- _ITEMS_
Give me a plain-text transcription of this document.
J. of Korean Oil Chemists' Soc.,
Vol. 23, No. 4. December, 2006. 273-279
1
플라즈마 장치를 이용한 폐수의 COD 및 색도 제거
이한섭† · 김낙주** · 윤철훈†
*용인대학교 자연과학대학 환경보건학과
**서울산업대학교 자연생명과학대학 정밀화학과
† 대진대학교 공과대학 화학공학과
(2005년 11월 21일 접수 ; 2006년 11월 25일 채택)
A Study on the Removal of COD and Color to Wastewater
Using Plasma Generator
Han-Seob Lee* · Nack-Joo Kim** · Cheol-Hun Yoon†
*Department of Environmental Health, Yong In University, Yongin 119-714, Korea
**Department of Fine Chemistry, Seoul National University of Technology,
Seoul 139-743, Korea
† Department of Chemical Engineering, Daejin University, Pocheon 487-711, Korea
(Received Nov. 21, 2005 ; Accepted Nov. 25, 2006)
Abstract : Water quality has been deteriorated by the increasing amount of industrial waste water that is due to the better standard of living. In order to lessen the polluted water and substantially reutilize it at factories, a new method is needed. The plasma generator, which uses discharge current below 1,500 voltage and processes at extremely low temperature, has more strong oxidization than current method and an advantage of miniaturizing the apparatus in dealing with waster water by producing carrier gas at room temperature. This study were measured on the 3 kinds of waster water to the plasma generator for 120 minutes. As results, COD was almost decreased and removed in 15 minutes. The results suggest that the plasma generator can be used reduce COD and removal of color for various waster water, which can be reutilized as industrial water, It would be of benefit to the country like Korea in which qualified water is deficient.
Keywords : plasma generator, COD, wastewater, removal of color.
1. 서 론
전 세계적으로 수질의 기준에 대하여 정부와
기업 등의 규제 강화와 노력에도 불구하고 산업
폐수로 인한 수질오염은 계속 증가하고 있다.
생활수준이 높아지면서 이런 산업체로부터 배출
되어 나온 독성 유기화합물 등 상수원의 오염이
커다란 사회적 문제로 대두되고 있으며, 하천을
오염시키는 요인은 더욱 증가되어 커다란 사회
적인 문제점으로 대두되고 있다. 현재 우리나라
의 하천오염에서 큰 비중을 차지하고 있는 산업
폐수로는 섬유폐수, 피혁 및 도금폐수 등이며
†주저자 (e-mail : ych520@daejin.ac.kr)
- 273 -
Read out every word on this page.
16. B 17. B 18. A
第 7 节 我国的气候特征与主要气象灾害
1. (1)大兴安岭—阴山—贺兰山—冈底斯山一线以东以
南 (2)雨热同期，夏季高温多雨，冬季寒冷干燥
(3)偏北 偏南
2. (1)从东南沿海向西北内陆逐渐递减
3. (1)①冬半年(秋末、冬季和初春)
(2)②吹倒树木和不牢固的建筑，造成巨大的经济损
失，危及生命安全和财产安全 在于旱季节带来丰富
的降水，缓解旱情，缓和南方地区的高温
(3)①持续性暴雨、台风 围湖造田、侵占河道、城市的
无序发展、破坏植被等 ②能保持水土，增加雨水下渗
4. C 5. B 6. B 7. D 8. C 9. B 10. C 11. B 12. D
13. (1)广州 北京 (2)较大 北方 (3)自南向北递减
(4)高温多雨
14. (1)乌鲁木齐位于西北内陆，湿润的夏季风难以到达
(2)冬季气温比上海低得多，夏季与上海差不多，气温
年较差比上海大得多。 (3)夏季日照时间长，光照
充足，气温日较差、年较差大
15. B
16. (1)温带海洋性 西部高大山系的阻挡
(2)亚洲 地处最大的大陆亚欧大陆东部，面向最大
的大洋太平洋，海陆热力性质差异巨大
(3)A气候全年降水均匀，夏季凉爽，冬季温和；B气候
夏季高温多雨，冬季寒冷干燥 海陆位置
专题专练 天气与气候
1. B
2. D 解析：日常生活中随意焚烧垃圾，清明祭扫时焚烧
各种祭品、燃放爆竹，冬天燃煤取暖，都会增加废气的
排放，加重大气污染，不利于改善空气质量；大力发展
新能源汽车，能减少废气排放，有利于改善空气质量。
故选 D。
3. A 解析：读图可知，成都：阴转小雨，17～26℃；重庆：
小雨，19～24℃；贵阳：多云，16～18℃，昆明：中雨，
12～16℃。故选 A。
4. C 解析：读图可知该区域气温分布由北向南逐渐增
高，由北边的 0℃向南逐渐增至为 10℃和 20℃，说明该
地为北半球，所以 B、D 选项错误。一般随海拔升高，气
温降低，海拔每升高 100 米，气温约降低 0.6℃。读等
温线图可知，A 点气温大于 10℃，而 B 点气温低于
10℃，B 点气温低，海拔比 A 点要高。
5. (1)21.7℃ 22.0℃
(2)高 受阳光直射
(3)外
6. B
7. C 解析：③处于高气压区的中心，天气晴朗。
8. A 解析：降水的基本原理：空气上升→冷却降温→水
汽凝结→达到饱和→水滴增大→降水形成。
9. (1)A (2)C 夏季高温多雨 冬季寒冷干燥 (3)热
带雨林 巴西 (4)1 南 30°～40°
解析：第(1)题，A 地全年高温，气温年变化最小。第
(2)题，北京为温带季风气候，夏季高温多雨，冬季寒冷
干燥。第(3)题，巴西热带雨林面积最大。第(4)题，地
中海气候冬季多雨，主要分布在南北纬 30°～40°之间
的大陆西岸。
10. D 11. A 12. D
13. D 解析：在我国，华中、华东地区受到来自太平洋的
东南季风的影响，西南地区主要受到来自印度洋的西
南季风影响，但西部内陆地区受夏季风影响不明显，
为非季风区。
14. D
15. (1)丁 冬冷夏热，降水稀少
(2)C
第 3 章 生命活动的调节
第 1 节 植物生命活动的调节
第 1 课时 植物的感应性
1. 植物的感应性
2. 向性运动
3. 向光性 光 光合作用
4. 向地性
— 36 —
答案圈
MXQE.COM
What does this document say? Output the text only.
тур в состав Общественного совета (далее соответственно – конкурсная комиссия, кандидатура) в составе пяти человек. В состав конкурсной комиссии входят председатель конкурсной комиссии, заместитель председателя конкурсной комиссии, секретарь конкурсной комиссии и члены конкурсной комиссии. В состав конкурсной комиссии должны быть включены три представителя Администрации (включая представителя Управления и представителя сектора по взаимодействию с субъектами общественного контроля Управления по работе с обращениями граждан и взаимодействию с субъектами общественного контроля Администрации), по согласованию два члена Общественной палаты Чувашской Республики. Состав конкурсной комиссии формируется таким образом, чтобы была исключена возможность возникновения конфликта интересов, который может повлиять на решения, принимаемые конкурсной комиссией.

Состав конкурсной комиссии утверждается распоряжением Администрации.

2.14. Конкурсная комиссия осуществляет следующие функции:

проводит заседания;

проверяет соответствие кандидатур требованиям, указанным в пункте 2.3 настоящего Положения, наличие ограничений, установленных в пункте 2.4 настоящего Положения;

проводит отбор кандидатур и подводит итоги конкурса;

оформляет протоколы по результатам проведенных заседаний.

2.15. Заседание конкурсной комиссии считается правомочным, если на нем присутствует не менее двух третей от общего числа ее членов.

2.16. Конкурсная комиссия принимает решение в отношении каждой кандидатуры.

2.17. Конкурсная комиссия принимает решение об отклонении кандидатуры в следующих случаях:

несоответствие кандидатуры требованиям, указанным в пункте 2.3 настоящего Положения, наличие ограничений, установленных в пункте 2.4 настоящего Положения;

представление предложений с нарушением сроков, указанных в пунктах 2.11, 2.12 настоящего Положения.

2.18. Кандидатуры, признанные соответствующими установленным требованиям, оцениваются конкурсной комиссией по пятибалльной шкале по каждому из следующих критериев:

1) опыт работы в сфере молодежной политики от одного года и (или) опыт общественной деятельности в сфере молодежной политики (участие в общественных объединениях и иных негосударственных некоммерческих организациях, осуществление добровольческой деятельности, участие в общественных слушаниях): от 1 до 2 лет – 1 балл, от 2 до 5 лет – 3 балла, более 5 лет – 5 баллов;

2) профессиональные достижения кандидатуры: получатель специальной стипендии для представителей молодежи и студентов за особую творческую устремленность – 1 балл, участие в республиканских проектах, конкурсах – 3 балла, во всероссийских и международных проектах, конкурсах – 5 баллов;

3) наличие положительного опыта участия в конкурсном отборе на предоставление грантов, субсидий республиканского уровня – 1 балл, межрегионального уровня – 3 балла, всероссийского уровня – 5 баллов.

- _WHAT THIS TASK INVOLVES_
Go through the listing above and return every line where the word "document" occurs.

- _RESULT OF THIS TASK_
Give me a plain-text transcription of this document.
What does this document say? Output the text only.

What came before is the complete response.